Output each entry exactly; skip nothing.

___ DATA PROVIDED

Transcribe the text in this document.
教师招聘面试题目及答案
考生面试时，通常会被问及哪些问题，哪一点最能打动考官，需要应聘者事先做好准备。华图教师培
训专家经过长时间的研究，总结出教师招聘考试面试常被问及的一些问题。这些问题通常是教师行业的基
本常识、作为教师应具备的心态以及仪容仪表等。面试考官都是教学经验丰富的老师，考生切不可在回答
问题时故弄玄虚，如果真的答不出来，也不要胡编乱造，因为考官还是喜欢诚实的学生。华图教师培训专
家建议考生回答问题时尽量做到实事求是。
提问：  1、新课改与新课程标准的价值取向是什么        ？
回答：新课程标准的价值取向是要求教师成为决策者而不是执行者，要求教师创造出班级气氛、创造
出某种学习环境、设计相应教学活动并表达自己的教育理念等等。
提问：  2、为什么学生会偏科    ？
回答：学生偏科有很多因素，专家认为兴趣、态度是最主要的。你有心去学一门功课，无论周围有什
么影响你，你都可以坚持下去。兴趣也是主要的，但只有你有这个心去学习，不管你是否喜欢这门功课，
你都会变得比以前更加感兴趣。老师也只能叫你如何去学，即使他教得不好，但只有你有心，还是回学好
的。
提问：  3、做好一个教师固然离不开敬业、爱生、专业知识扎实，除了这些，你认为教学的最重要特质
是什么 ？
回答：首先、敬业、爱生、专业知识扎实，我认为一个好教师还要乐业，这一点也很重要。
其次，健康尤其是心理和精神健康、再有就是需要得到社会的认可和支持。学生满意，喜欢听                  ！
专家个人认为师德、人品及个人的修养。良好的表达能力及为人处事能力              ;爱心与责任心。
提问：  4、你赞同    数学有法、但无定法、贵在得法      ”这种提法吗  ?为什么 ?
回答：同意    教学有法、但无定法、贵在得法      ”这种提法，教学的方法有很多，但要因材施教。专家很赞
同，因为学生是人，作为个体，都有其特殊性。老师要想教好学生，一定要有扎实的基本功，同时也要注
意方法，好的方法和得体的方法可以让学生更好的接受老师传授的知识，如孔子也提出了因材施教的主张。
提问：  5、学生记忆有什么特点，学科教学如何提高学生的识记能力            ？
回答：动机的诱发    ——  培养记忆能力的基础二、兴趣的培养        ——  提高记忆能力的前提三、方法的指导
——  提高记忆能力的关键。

______

→ **ANSWER TO THIS PROBLEM**:
Transcribe the text in this document.
教师招聘面试题目及答案
考生面试时，通常会被问及哪些问题，哪一点最能打动考官，需要应聘者事先做好准备。华图教师培
训专家经过长时间的研究，总结出教师招聘考试面试常被问及的一些问题。这些问题通常是教师行业的基
本常识、作为教师应具备的心态以及仪容仪表等。面试考官都是教学经验丰富的老师，考生切不可在回答
问题时故弄玄虚，如果真的答不出来，也不要胡编乱造，因为考官还是喜欢诚实的学生。华图教师培训专
家建议考生回答问题时尽量做到实事求是。
提问：  1、新课改与新课程标准的价值取向是什么        ？
回答：新课程标准的价值取向是要求教师成为决策者而不是执行者，要求教师创造出班级气氛、创造
出某种学习环境、设计相应教学活动并表达自己的教育理念等等。
提问：  2、为什么学生会偏科    ？
回答：学生偏科有很多因素，专家认为兴趣、态度是最主要的。你有心去学一门功课，无论周围有什
么影响你，你都可以坚持下去。兴趣也是主要的，但只有你有这个心去学习，不管你是否喜欢这门功课，
你都会变得比以前更加感兴趣。老师也只能叫你如何去学，即使他教得不好，但只有你有心，还是回学好
的。
提问：  3、做好一个教师固然离不开敬业、爱生、专业知识扎实，除了这些，你认为教学的最重要特质
是什么 ？
回答：首先、敬业、爱生、专业知识扎实，我认为一个好教师还要乐业，这一点也很重要。
其次，健康尤其是心理和精神健康、再有就是需要得到社会的认可和支持。学生满意，喜欢听                  ！
专家个人认为师德、人品及个人的修养。良好的表达能力及为人处事能力              ;爱心与责任心。
提问：  4、你赞同    数学有法、但无定法、贵在得法      ”这种提法吗  ?为什么 ?
回答：同意    教学有法、但无定法、贵在得法      ”这种提法，教学的方法有很多，但要因材施教。专家很赞
同，因为学生是人，作为个体，都有其特殊性。老师要想教好学生，一定要有扎实的基本功，同时也要注
意方法，好的方法和得体的方法可以让学生更好的接受老师传授的知识，如孔子也提出了因材施教的主张。
提问：  5、学生记忆有什么特点，学科教学如何提高学生的识记能力            ？
回答：动机的诱发    ——  培养记忆能力的基础二、兴趣的培养        ——  提高记忆能力的前提三、方法的指导
——  提高记忆能力的关键。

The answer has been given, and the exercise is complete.